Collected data
========
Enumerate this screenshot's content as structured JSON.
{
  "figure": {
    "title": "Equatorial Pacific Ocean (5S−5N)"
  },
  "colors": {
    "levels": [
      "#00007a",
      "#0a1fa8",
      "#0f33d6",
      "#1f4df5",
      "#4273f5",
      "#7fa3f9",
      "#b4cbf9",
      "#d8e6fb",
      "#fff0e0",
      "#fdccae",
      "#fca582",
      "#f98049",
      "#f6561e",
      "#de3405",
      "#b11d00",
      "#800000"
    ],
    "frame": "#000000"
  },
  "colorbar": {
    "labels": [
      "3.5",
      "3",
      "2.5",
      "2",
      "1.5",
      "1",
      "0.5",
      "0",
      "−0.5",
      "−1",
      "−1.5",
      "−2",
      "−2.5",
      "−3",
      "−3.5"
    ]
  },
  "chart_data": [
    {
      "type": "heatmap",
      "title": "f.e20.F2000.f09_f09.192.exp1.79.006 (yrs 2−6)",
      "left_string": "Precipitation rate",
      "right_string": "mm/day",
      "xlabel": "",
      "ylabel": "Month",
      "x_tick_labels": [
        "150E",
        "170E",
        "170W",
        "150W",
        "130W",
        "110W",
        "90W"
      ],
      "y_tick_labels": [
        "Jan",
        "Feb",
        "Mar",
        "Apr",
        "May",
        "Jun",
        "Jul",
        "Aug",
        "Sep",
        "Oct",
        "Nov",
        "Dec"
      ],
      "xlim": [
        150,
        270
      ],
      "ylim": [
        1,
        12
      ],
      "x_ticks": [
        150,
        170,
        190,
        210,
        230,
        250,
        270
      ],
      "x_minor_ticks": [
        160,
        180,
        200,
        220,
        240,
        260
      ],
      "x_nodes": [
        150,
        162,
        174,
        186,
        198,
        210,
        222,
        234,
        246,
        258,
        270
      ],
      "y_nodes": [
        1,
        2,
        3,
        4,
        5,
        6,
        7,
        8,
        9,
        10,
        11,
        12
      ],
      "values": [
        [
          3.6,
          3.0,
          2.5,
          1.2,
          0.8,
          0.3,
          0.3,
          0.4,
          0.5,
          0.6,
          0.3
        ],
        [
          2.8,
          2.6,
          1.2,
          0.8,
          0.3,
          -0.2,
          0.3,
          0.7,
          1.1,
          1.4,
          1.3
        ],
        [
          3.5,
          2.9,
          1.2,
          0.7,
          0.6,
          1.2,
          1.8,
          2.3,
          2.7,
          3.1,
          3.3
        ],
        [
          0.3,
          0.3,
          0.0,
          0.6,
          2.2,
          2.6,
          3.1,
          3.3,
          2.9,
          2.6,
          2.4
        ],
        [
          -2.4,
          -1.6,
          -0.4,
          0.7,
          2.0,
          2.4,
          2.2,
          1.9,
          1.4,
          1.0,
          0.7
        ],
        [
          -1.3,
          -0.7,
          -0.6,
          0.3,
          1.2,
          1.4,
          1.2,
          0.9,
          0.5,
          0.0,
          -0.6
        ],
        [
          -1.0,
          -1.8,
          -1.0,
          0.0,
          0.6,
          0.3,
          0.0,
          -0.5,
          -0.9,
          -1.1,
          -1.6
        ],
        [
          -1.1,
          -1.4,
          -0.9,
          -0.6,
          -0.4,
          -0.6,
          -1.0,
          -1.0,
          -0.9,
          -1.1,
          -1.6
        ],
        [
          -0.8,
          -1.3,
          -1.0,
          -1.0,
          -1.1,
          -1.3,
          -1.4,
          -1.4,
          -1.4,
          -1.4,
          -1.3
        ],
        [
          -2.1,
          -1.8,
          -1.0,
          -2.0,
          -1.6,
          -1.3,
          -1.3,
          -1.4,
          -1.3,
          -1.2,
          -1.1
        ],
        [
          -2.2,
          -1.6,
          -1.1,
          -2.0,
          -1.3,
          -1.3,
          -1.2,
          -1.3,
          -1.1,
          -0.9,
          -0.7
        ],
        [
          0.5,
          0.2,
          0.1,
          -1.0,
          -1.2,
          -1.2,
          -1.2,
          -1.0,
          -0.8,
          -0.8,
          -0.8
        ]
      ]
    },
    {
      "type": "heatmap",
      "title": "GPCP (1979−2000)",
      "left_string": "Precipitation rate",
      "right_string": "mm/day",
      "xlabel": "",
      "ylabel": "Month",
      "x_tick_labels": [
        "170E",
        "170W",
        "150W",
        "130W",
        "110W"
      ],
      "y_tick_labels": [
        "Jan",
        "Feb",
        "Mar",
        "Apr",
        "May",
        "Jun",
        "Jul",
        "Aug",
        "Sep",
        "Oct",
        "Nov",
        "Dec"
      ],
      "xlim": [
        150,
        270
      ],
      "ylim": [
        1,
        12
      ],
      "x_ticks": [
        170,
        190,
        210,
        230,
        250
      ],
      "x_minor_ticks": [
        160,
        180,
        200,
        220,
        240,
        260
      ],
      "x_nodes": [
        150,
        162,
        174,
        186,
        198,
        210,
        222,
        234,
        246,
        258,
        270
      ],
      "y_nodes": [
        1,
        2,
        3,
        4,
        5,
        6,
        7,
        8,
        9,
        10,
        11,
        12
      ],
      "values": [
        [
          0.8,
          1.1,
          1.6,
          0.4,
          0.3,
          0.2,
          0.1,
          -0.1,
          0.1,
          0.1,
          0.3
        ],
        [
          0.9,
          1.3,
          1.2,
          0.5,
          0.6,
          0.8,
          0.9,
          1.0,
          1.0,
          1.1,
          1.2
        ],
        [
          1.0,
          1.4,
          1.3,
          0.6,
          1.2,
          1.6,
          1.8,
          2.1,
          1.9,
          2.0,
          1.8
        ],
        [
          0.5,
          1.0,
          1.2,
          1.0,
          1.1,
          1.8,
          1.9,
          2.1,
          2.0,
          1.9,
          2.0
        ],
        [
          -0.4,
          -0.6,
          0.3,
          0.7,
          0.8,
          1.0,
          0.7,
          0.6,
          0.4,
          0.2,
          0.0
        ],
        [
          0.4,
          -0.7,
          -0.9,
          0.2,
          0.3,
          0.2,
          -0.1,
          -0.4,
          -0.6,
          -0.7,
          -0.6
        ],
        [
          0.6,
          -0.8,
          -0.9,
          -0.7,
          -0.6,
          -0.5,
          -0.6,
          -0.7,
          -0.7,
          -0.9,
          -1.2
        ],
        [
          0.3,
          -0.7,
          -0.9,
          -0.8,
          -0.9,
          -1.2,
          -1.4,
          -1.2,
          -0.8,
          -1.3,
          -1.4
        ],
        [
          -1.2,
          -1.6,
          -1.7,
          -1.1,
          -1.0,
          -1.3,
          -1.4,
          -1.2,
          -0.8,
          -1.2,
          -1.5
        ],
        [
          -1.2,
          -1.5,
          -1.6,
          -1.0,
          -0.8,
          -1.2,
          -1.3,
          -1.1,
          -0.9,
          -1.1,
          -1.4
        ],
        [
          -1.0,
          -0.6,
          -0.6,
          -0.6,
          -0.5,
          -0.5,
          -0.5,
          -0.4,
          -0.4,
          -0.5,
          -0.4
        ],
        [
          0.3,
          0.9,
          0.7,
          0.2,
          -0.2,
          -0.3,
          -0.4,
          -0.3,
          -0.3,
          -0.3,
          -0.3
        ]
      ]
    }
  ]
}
========
[Directions] Pull out and copy each line containing the string "title".

[Answer]
    "title": "Equatorial Pacific Ocean (5S−5N)"
      "title": "f.e20.F2000.f09_f09.192.exp1.79.006 (yrs 2−6)",
      "title": "GPCP (1979−2000)",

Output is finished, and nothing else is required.